DO THIS → State the number of lines with the string "double" in them, and nothing else.

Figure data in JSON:
-=-=-=-=-

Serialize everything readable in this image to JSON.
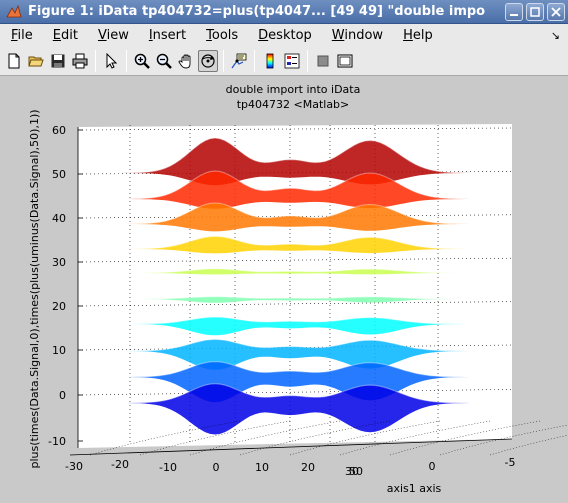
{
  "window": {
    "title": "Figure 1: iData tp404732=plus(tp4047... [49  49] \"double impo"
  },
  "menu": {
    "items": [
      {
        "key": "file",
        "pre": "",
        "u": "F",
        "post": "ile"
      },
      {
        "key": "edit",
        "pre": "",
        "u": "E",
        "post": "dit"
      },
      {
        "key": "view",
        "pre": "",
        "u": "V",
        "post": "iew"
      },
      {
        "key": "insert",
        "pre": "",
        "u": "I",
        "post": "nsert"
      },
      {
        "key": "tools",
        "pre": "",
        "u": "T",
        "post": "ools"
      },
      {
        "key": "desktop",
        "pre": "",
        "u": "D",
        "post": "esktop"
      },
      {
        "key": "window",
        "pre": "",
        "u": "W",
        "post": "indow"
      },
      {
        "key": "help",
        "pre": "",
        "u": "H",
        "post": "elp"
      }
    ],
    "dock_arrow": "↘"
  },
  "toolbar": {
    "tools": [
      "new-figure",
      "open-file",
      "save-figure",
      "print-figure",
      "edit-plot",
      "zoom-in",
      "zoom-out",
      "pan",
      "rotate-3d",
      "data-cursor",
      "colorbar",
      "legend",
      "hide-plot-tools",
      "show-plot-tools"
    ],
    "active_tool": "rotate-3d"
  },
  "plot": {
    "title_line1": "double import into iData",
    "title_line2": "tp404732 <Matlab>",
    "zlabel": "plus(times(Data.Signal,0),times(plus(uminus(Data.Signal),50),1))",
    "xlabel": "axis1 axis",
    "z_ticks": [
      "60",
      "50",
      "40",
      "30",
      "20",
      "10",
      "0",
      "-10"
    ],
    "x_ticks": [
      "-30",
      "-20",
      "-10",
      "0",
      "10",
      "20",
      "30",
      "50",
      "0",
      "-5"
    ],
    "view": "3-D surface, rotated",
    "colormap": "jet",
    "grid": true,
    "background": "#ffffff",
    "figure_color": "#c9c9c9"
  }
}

-=-=-=-=-

ANSWER TO THIS EXERCISE → 2